Data entries
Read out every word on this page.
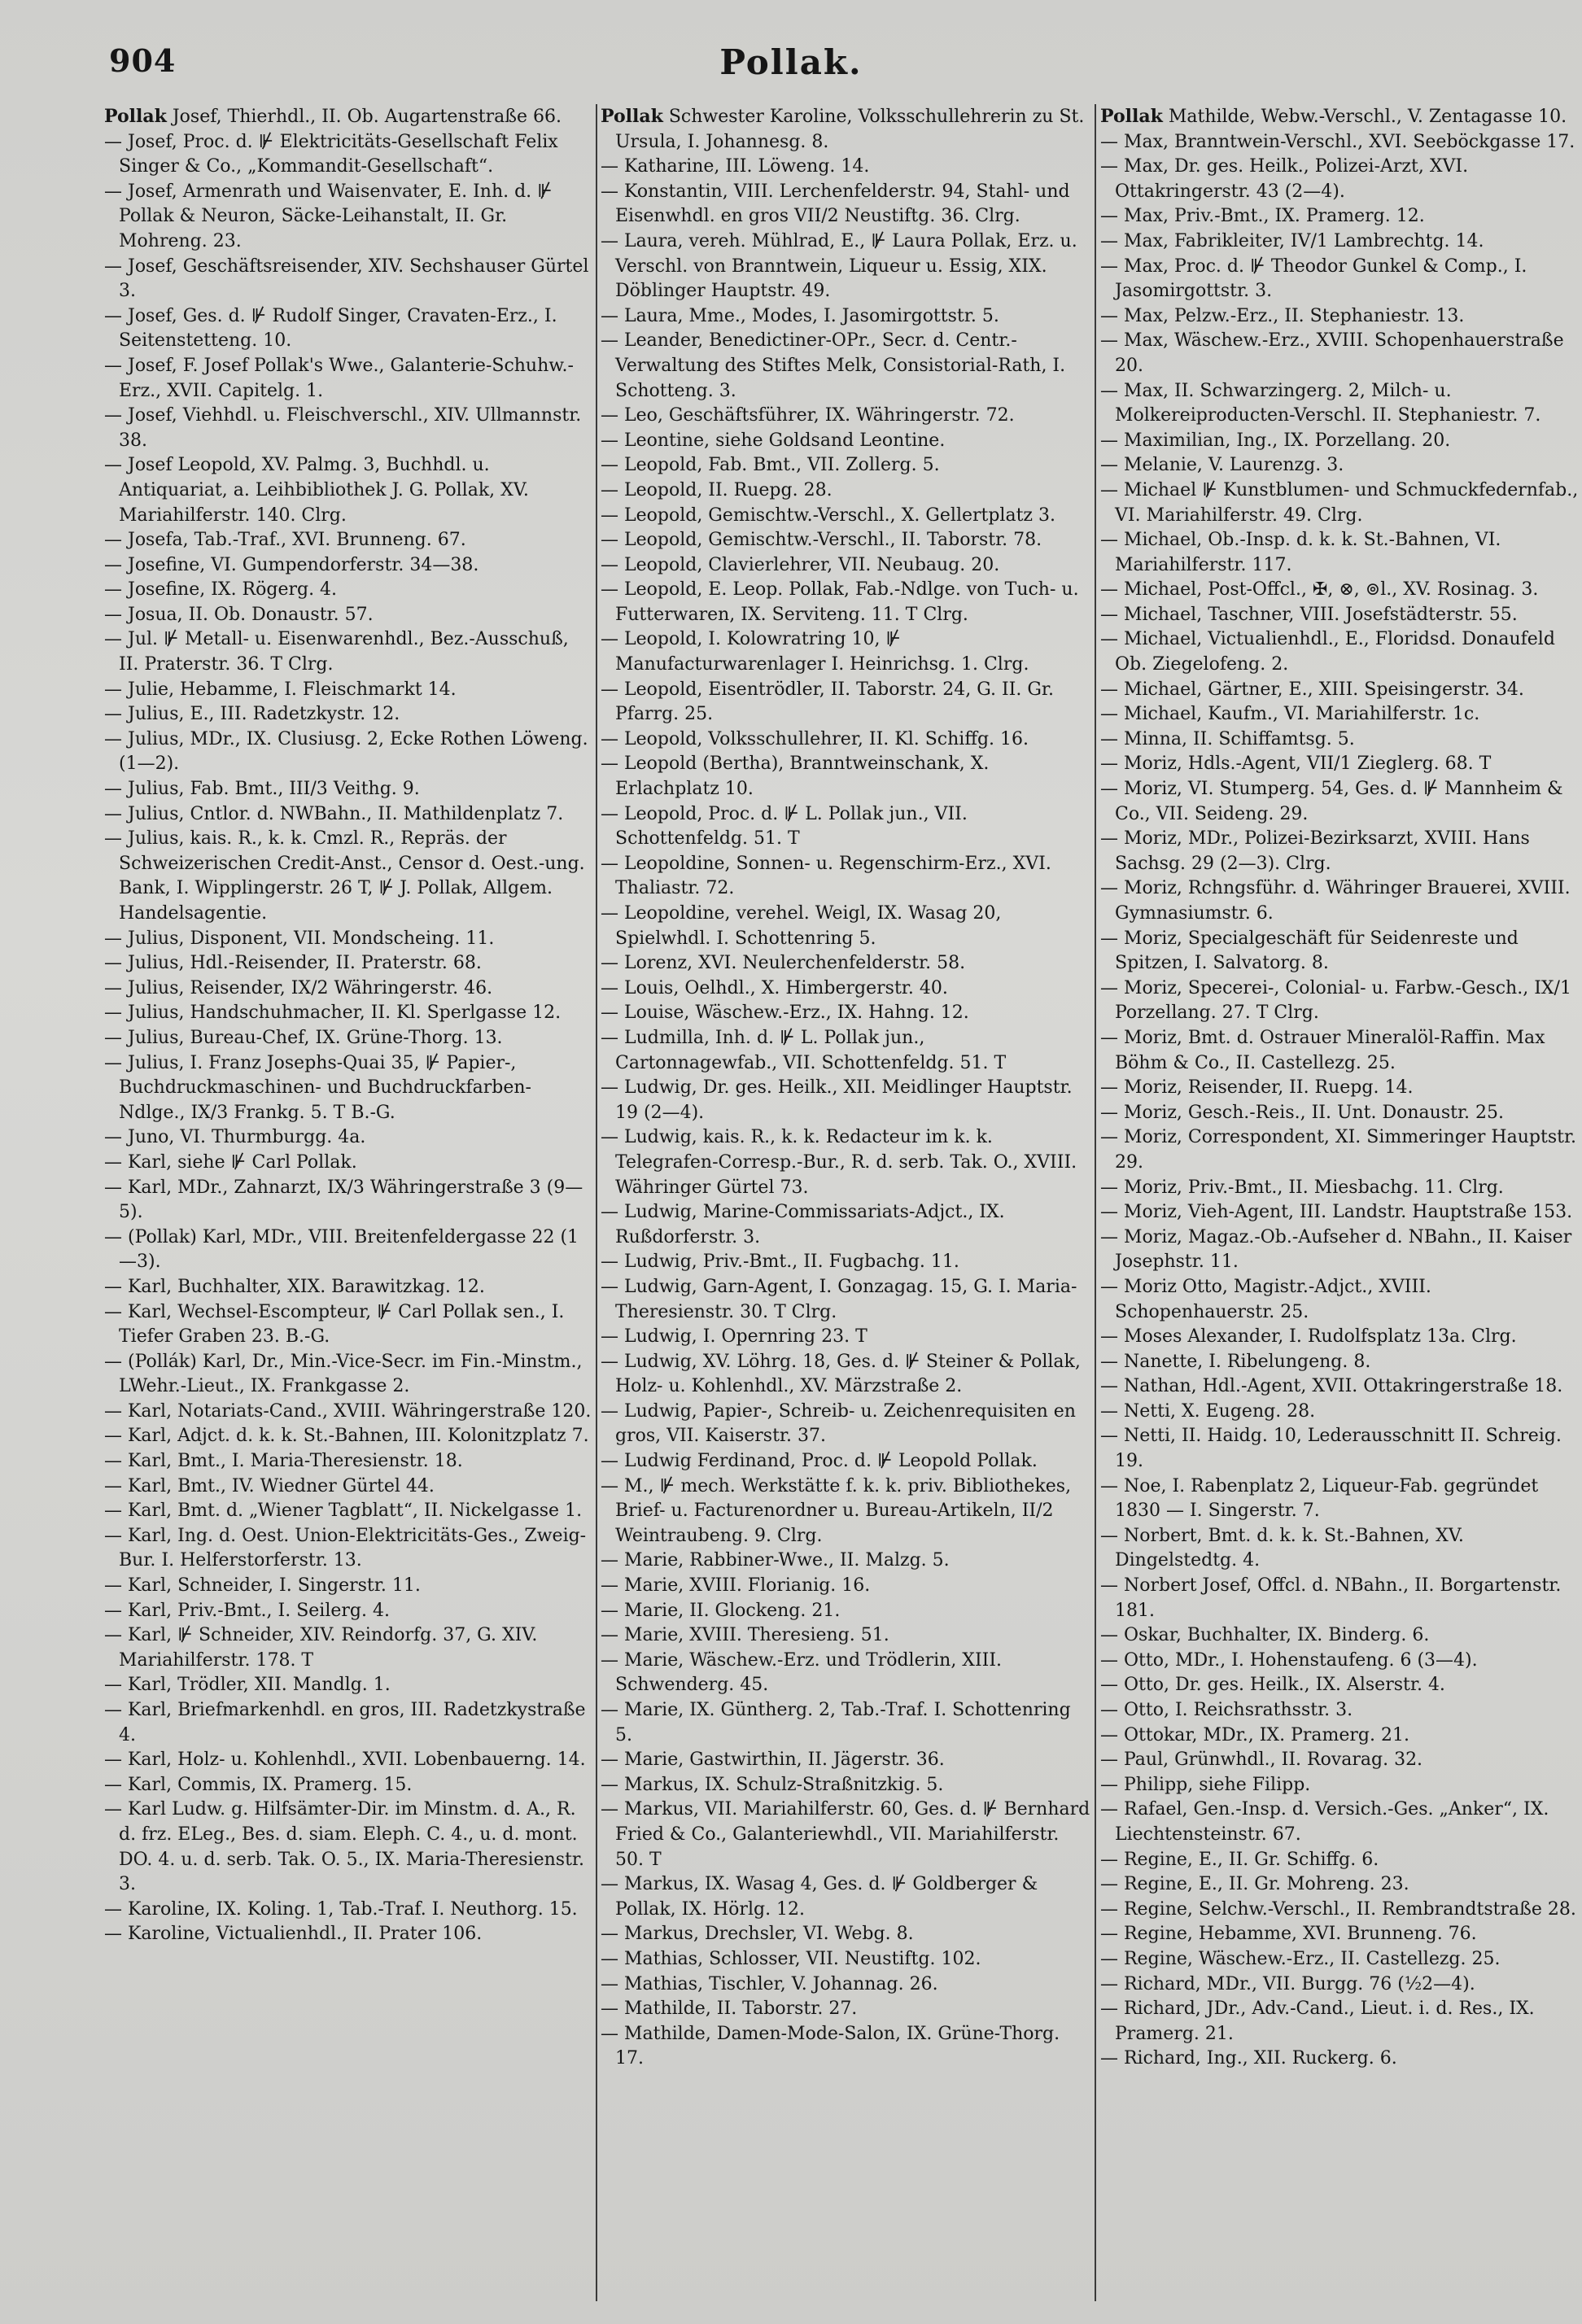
904	Pollak.

Pollak Josef, Thierhdl., II. Ob. Augartenstraße 66.

— Josef, Proc. d. ⊮ Elektricitäts-Gesellschaft Felix Singer & Co., „Kommandit-Gesellschaft“.

— Josef, Armenrath und Waisenvater, E. Inh. d. ⊮ Pollak & Neuron, Säcke-Leihanstalt, II. Gr. Mohreng. 23.

— Josef, Geschäftsreisender, XIV. Sechshauser Gürtel 3.

— Josef, Ges. d. ⊮ Rudolf Singer, Cravaten-Erz., I. Seitenstetteng. 10.

— Josef, F. Josef Pollak's Wwe., Galanterie-Schuhw.-Erz., XVII. Capitelg. 1.

— Josef, Viehhdl. u. Fleischverschl., XIV. Ullmannstr. 38.

— Josef Leopold, XV. Palmg. 3, Buchhdl. u. Antiquariat, a. Leihbibliothek J. G. Pollak, XV. Mariahilferstr. 140. Clrg.

— Josefa, Tab.-Traf., XVI. Brunneng. 67.

— Josefine, VI. Gumpendorferstr. 34—38.

— Josefine, IX. Rögerg. 4.

— Josua, II. Ob. Donaustr. 57.

— Jul. ⊮ Metall- u. Eisenwarenhdl., Bez.-Ausschuß, II. Praterstr. 36. T Clrg.

— Julie, Hebamme, I. Fleischmarkt 14.

— Julius, E., III. Radetzkystr. 12.

— Julius, MDr., IX. Clusiusg. 2, Ecke Rothen Löweng. (1—2).

— Julius, Fab. Bmt., III/3 Veithg. 9.

— Julius, Cntlor. d. NWBahn., II. Mathildenplatz 7.

— Julius, kais. R., k. k. Cmzl. R., Repräs. der Schweizerischen Credit-Anst., Censor d. Oest.-ung. Bank, I. Wipplingerstr. 26 T, ⊮ J. Pollak, Allgem. Handelsagentie.

— Julius, Disponent, VII. Mondscheing. 11.

— Julius, Hdl.-Reisender, II. Praterstr. 68.

— Julius, Reisender, IX/2 Währingerstr. 46.

— Julius, Handschuhmacher, II. Kl. Sperlgasse 12.

— Julius, Bureau-Chef, IX. Grüne-Thorg. 13.

— Julius, I. Franz Josephs-Quai 35, ⊮ Papier-, Buchdruckmaschinen- und Buchdruckfarben-Ndlge., IX/3 Frankg. 5. T B.-G.

— Juno, VI. Thurmburgg. 4a.

— Karl, siehe ⊮ Carl Pollak.

— Karl, MDr., Zahnarzt, IX/3 Währingerstraße 3 (9—5).

— (Pollak) Karl, MDr., VIII. Breitenfeldergasse 22 (1—3).

— Karl, Buchhalter, XIX. Barawitzkag. 12.

— Karl, Wechsel-Escompteur, ⊮ Carl Pollak sen., I. Tiefer Graben 23. B.-G.

— (Pollák) Karl, Dr., Min.-Vice-Secr. im Fin.-Minstm., LWehr.-Lieut., IX. Frankgasse 2.

— Karl, Notariats-Cand., XVIII. Währingerstraße 120.

— Karl, Adjct. d. k. k. St.-Bahnen, III. Kolonitzplatz 7.

— Karl, Bmt., I. Maria-Theresienstr. 18.

— Karl, Bmt., IV. Wiedner Gürtel 44.

— Karl, Bmt. d. „Wiener Tagblatt“, II. Nickelgasse 1.

— Karl, Ing. d. Oest. Union-Elektricitäts-Ges., Zweig-Bur. I. Helferstorferstr. 13.

— Karl, Schneider, I. Singerstr. 11.

— Karl, Priv.-Bmt., I. Seilerg. 4.

— Karl, ⊮ Schneider, XIV. Reindorfg. 37, G. XIV. Mariahilferstr. 178. T

— Karl, Trödler, XII. Mandlg. 1.

— Karl, Briefmarkenhdl. en gros, III. Radetzkystraße 4.

— Karl, Holz- u. Kohlenhdl., XVII. Lobenbauerng. 14.

— Karl, Commis, IX. Pramerg. 15.

— Karl Ludw. g. Hilfsämter-Dir. im Minstm. d. A., R. d. frz. ELeg., Bes. d. siam. Eleph. C. 4., u. d. mont. DO. 4. u. d. serb. Tak. O. 5., IX. Maria-Theresienstr. 3.

— Karoline, IX. Koling. 1, Tab.-Traf. I. Neuthorg. 15.

— Karoline, Victualienhdl., II. Prater 106.

Pollak Schwester Karoline, Volksschullehrerin zu St. Ursula, I. Johannesg. 8.

— Katharine, III. Löweng. 14.

— Konstantin, VIII. Lerchenfelderstr. 94, Stahl- und Eisenwhdl. en gros VII/2 Neustiftg. 36. Clrg.

— Laura, vereh. Mühlrad, E., ⊮ Laura Pollak, Erz. u. Verschl. von Branntwein, Liqueur u. Essig, XIX. Döblinger Hauptstr. 49.

— Laura, Mme., Modes, I. Jasomirgottstr. 5.

— Leander, Benedictiner-OPr., Secr. d. Centr.-Verwaltung des Stiftes Melk, Consistorial-Rath, I. Schotteng. 3.

— Leo, Geschäftsführer, IX. Währingerstr. 72.

— Leontine, siehe Goldsand Leontine.

— Leopold, Fab. Bmt., VII. Zollerg. 5.

— Leopold, II. Ruepg. 28.

— Leopold, Gemischtw.-Verschl., X. Gellertplatz 3.

— Leopold, Gemischtw.-Verschl., II. Taborstr. 78.

— Leopold, Clavierlehrer, VII. Neubaug. 20.

— Leopold, E. Leop. Pollak, Fab.-Ndlge. von Tuch- u. Futterwaren, IX. Serviteng. 11. T Clrg.

— Leopold, I. Kolowratring 10, ⊮ Manufacturwarenlager I. Heinrichsg. 1. Clrg.

— Leopold, Eisentrödler, II. Taborstr. 24, G. II. Gr. Pfarrg. 25.

— Leopold, Volksschullehrer, II. Kl. Schiffg. 16.

— Leopold (Bertha), Branntweinschank, X. Erlachplatz 10.

— Leopold, Proc. d. ⊮ L. Pollak jun., VII. Schottenfeldg. 51. T

— Leopoldine, Sonnen- u. Regenschirm-Erz., XVI. Thaliastr. 72.

— Leopoldine, verehel. Weigl, IX. Wasag 20, Spielwhdl. I. Schottenring 5.

— Lorenz, XVI. Neulerchenfelderstr. 58.

— Louis, Oelhdl., X. Himbergerstr. 40.

— Louise, Wäschew.-Erz., IX. Hahng. 12.

— Ludmilla, Inh. d. ⊮ L. Pollak jun., Cartonnagewfab., VII. Schottenfeldg. 51. T

— Ludwig, Dr. ges. Heilk., XII. Meidlinger Hauptstr. 19 (2—4).

— Ludwig, kais. R., k. k. Redacteur im k. k. Telegrafen-Corresp.-Bur., R. d. serb. Tak. O., XVIII. Währinger Gürtel 73.

— Ludwig, Marine-Commissariats-Adjct., IX. Rußdorferstr. 3.

— Ludwig, Priv.-Bmt., II. Fugbachg. 11.

— Ludwig, Garn-Agent, I. Gonzagag. 15, G. I. Maria-Theresienstr. 30. T Clrg.

— Ludwig, I. Opernring 23. T

— Ludwig, XV. Löhrg. 18, Ges. d. ⊮ Steiner & Pollak, Holz- u. Kohlenhdl., XV. Märzstraße 2.

— Ludwig, Papier-, Schreib- u. Zeichenrequisiten en gros, VII. Kaiserstr. 37.

— Ludwig Ferdinand, Proc. d. ⊮ Leopold Pollak.

— M., ⊮ mech. Werkstätte f. k. k. priv. Bibliothekes, Brief- u. Facturenordner u. Bureau-Artikeln, II/2 Weintraubeng. 9. Clrg.

— Marie, Rabbiner-Wwe., II. Malzg. 5.

— Marie, XVIII. Florianig. 16.

— Marie, II. Glockeng. 21.

— Marie, XVIII. Theresieng. 51.

— Marie, Wäschew.-Erz. und Trödlerin, XIII. Schwenderg. 45.

— Marie, IX. Güntherg. 2, Tab.-Traf. I. Schottenring 5.

— Marie, Gastwirthin, II. Jägerstr. 36.

— Markus, IX. Schulz-Straßnitzkig. 5.

— Markus, VII. Mariahilferstr. 60, Ges. d. ⊮ Bernhard Fried & Co., Galanteriewhdl., VII. Mariahilferstr. 50. T

— Markus, IX. Wasag 4, Ges. d. ⊮ Goldberger & Pollak, IX. Hörlg. 12.

— Markus, Drechsler, VI. Webg. 8.

— Mathias, Schlosser, VII. Neustiftg. 102.

— Mathias, Tischler, V. Johannag. 26.

— Mathilde, II. Taborstr. 27.

— Mathilde, Damen-Mode-Salon, IX. Grüne-Thorg. 17.

Pollak Mathilde, Webw.-Verschl., V. Zentagasse 10.

— Max, Branntwein-Verschl., XVI. Seeböckgasse 17.

— Max, Dr. ges. Heilk., Polizei-Arzt, XVI. Ottakringerstr. 43 (2—4).

— Max, Priv.-Bmt., IX. Pramerg. 12.

— Max, Fabrikleiter, IV/1 Lambrechtg. 14.

— Max, Proc. d. ⊮ Theodor Gunkel & Comp., I. Jasomirgottstr. 3.

— Max, Pelzw.-Erz., II. Stephaniestr. 13.

— Max, Wäschew.-Erz., XVIII. Schopenhauerstraße 20.

— Max, II. Schwarzingerg. 2, Milch- u. Molkereiproducten-Verschl. II. Stephaniestr. 7.

— Maximilian, Ing., IX. Porzellang. 20.

— Melanie, V. Laurenzg. 3.

— Michael ⊮ Kunstblumen- und Schmuckfedernfab., VI. Mariahilferstr. 49. Clrg.

— Michael, Ob.-Insp. d. k. k. St.-Bahnen, VI. Mariahilferstr. 117.

— Michael, Post-Offcl., ✠, ⊗, ⊚l., XV. Rosinag. 3.

— Michael, Taschner, VIII. Josefstädterstr. 55.

— Michael, Victualienhdl., E., Floridsd. Donaufeld Ob. Ziegelofeng. 2.

— Michael, Gärtner, E., XIII. Speisingerstr. 34.

— Michael, Kaufm., VI. Mariahilferstr. 1c.

— Minna, II. Schiffamtsg. 5.

— Moriz, Hdls.-Agent, VII/1 Zieglerg. 68. T

— Moriz, VI. Stumperg. 54, Ges. d. ⊮ Mannheim & Co., VII. Seideng. 29.

— Moriz, MDr., Polizei-Bezirksarzt, XVIII. Hans Sachsg. 29 (2—3). Clrg.

— Moriz, Rchngsführ. d. Währinger Brauerei, XVIII. Gymnasiumstr. 6.

— Moriz, Specialgeschäft für Seidenreste und Spitzen, I. Salvatorg. 8.

— Moriz, Specerei-, Colonial- u. Farbw.-Gesch., IX/1 Porzellang. 27. T Clrg.

— Moriz, Bmt. d. Ostrauer Mineralöl-Raffin. Max Böhm & Co., II. Castellezg. 25.

— Moriz, Reisender, II. Ruepg. 14.

— Moriz, Gesch.-Reis., II. Unt. Donaustr. 25.

— Moriz, Correspondent, XI. Simmeringer Hauptstr. 29.

— Moriz, Priv.-Bmt., II. Miesbachg. 11. Clrg.

— Moriz, Vieh-Agent, III. Landstr. Hauptstraße 153.

— Moriz, Magaz.-Ob.-Aufseher d. NBahn., II. Kaiser Josephstr. 11.

— Moriz Otto, Magistr.-Adjct., XVIII. Schopenhauerstr. 25.

— Moses Alexander, I. Rudolfsplatz 13a. Clrg.

— Nanette, I. Ribelungeng. 8.

— Nathan, Hdl.-Agent, XVII. Ottakringerstraße 18.

— Netti, X. Eugeng. 28.

— Netti, II. Haidg. 10, Lederausschnitt II. Schreig. 19.

— Noe, I. Rabenplatz 2, Liqueur-Fab. gegründet 1830 — I. Singerstr. 7.

— Norbert, Bmt. d. k. k. St.-Bahnen, XV. Dingelstedtg. 4.

— Norbert Josef, Offcl. d. NBahn., II. Borgartenstr. 181.

— Oskar, Buchhalter, IX. Binderg. 6.

— Otto, MDr., I. Hohenstaufeng. 6 (3—4).

— Otto, Dr. ges. Heilk., IX. Alserstr. 4.

— Otto, I. Reichsrathsstr. 3.

— Ottokar, MDr., IX. Pramerg. 21.

— Paul, Grünwhdl., II. Rovarag. 32.

— Philipp, siehe Filipp.

— Rafael, Gen.-Insp. d. Versich.-Ges. „Anker“, IX. Liechtensteinstr. 67.

— Regine, E., II. Gr. Schiffg. 6.

— Regine, E., II. Gr. Mohreng. 23.

— Regine, Selchw.-Verschl., II. Rembrandtstraße 28.

— Regine, Hebamme, XVI. Brunneng. 76.

— Regine, Wäschew.-Erz., II. Castellezg. 25.

— Richard, MDr., VII. Burgg. 76 (½2—4).

— Richard, JDr., Adv.-Cand., Lieut. i. d. Res., IX. Pramerg. 21.

— Richard, Ing., XII. Ruckerg. 6.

* **Exercise objective**:
Within the records above, how many lines include the word "Oest"? State the number by itself.

* **Answer to this task**:
2